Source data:
....................

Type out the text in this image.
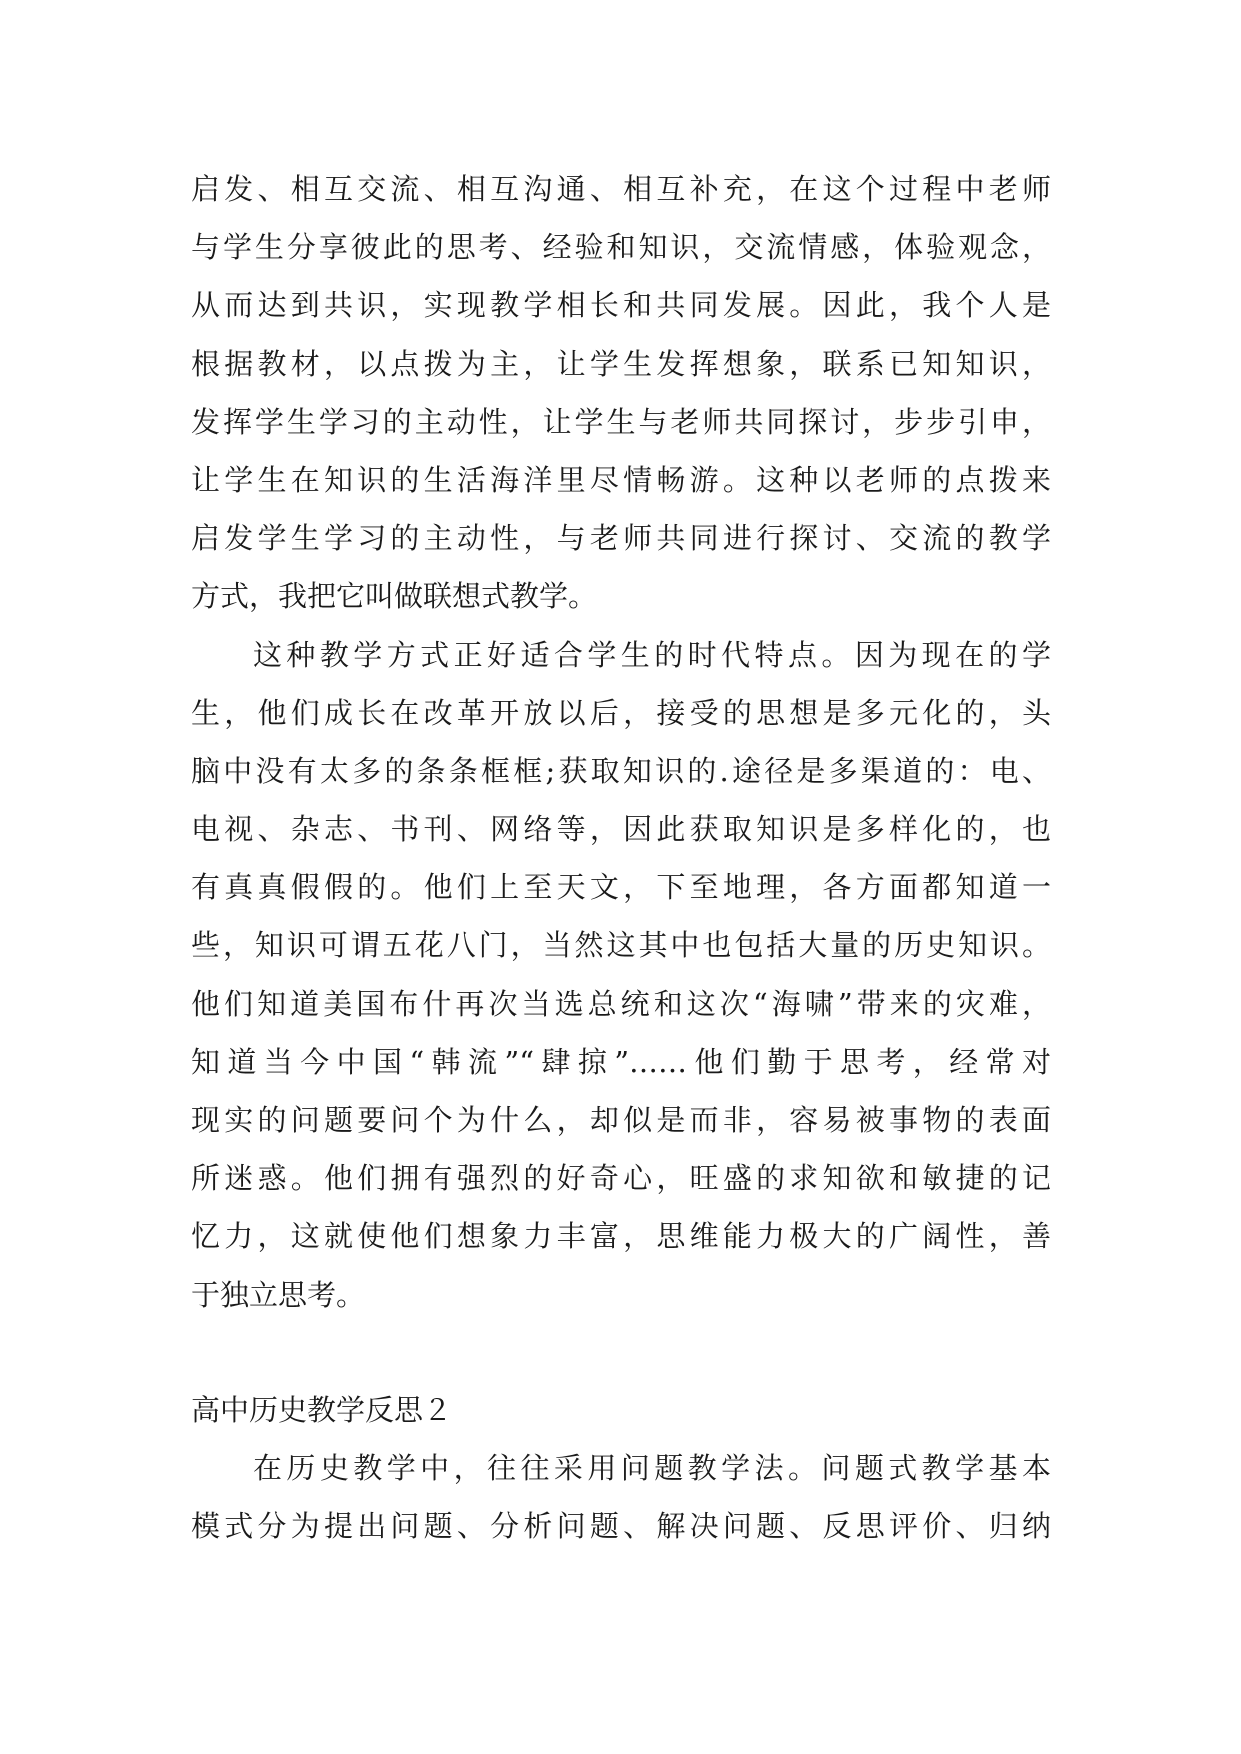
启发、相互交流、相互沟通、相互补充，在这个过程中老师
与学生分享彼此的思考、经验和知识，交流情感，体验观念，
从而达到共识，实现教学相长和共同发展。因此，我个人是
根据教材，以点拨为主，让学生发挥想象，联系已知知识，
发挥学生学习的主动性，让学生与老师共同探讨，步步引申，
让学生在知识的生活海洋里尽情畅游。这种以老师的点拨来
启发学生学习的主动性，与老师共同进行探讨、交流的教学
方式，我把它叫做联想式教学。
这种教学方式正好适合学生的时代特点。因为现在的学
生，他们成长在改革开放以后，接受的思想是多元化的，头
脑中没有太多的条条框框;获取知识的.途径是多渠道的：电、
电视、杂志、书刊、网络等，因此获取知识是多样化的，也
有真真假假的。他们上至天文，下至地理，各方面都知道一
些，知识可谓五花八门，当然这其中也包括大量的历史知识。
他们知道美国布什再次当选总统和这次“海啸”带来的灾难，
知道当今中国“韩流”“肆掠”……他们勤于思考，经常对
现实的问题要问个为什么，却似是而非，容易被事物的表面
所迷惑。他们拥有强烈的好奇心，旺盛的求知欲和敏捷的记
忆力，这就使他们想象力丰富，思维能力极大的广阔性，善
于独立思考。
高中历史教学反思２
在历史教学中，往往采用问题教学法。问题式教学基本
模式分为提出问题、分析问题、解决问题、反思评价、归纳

....................

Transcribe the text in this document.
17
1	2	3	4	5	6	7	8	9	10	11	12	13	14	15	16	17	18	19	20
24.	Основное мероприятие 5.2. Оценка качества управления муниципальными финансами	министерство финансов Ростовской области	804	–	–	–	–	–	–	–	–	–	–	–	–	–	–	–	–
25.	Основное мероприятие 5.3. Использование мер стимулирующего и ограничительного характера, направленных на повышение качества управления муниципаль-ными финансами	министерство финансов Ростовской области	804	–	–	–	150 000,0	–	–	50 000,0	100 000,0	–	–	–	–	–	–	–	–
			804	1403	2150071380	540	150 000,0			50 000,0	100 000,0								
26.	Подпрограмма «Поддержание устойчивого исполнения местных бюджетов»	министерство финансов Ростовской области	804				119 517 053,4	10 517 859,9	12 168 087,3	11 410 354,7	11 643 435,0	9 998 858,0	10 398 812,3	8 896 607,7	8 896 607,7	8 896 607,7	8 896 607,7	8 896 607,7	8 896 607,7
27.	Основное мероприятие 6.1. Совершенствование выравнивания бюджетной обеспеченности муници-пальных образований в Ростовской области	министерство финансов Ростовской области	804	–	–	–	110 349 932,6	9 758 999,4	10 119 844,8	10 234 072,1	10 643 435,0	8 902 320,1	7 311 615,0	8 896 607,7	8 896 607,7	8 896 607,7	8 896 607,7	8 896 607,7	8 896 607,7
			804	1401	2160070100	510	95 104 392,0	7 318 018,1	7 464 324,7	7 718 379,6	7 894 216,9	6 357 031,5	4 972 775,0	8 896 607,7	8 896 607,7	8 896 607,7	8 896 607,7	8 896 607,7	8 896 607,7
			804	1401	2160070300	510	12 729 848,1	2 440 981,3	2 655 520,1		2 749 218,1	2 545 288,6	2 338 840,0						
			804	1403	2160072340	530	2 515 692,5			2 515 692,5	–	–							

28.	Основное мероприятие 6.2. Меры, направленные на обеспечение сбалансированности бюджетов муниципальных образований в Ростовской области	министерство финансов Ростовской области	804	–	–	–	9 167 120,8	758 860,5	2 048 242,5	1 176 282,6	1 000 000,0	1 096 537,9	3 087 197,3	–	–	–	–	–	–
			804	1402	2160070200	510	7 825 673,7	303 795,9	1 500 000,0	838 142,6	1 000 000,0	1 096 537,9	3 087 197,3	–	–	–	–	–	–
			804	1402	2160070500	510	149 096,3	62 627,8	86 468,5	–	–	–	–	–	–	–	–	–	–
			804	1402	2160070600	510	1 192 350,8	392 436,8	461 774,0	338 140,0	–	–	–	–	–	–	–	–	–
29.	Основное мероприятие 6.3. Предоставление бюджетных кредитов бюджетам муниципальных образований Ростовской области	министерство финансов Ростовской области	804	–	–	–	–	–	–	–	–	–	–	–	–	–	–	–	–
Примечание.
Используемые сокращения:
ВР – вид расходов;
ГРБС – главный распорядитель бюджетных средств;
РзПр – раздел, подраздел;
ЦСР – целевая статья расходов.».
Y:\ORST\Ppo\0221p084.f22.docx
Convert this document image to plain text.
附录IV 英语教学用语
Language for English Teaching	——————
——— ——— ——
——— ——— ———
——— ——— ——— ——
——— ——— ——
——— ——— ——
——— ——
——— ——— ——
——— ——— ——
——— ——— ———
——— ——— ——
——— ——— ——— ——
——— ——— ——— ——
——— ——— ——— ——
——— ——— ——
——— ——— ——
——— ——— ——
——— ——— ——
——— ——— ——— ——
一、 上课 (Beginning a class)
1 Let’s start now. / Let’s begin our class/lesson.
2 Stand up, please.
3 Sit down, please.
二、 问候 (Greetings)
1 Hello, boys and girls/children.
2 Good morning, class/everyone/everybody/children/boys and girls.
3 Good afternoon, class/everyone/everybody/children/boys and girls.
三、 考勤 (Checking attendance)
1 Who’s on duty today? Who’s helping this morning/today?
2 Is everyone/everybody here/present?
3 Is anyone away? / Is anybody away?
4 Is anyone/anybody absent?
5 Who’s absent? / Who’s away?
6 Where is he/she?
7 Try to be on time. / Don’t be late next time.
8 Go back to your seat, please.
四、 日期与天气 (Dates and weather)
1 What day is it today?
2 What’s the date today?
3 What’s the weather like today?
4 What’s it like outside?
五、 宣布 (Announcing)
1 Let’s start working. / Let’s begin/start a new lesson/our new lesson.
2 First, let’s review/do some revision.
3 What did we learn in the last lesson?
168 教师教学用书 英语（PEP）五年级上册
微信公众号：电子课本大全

....................

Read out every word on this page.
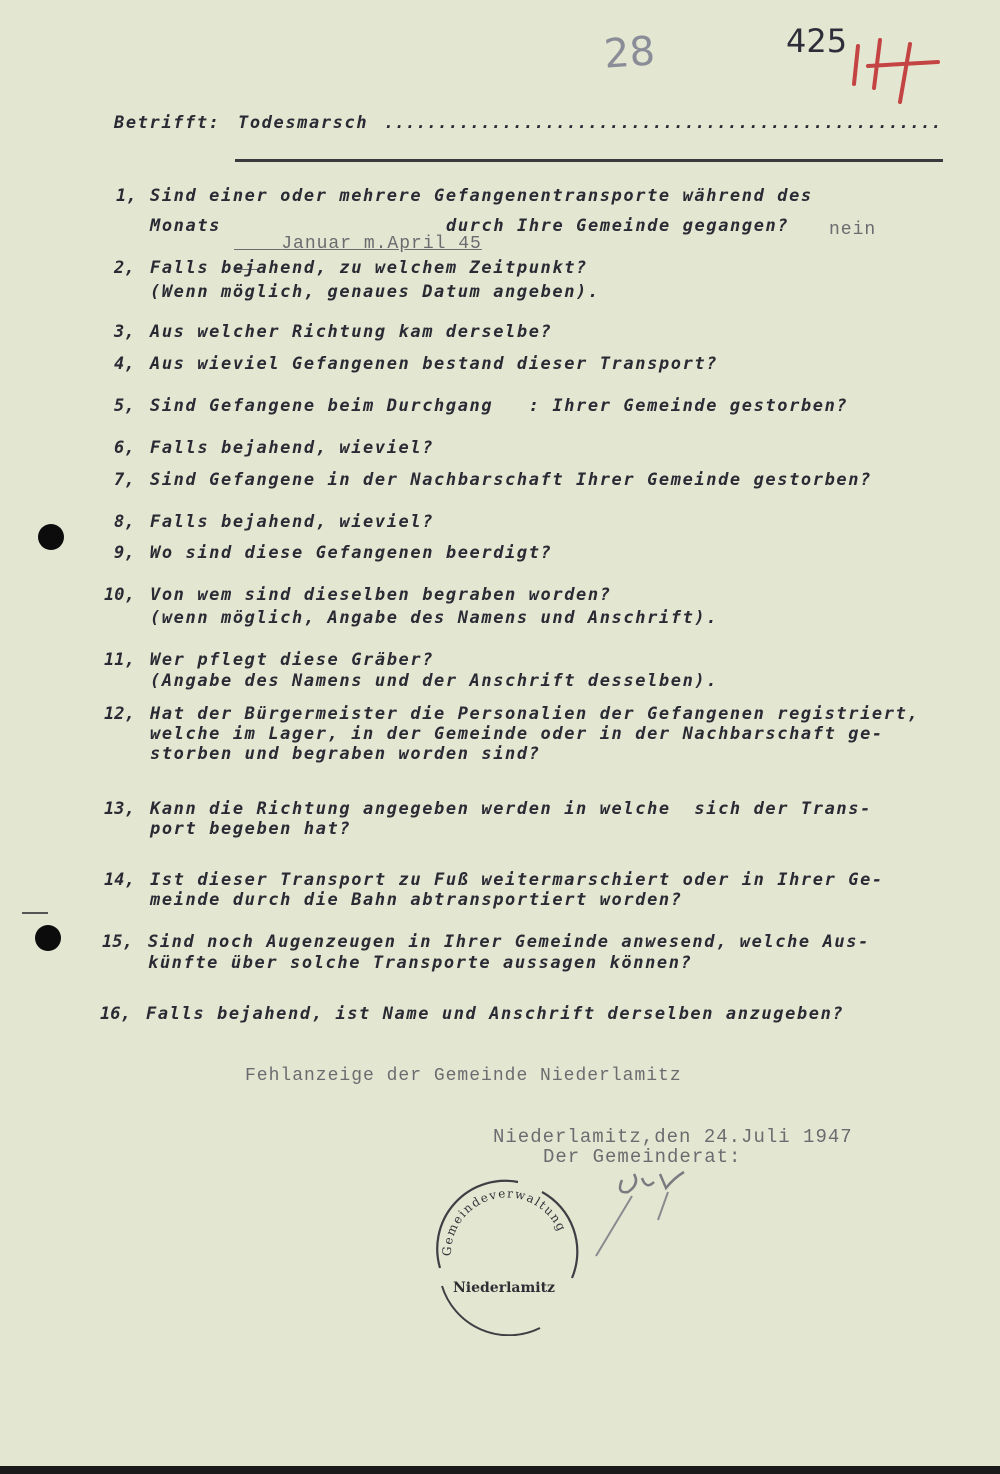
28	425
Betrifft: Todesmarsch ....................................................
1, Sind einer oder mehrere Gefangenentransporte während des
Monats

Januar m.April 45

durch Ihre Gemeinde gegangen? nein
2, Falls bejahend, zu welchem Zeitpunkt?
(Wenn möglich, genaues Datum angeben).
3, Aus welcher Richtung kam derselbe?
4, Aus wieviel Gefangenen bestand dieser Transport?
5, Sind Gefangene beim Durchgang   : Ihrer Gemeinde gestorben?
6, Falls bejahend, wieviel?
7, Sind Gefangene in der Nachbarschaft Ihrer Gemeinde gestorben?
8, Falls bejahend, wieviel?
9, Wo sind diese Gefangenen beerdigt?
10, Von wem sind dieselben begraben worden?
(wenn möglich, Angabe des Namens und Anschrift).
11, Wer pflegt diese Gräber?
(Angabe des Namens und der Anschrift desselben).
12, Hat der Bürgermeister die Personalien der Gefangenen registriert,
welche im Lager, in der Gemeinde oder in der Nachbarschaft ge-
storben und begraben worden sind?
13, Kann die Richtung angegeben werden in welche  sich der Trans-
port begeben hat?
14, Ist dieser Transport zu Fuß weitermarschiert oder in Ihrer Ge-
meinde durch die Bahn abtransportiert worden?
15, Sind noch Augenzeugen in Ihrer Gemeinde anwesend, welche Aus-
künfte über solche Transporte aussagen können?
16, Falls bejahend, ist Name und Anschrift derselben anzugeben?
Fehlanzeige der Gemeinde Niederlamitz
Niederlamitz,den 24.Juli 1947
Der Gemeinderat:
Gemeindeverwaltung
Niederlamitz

....................

• **WORK TO BE COMPLETED**
Count all lines of the data that include "Anschrift". The answer is the number alone.

• **OUTPUT FOR THIS TASK**
3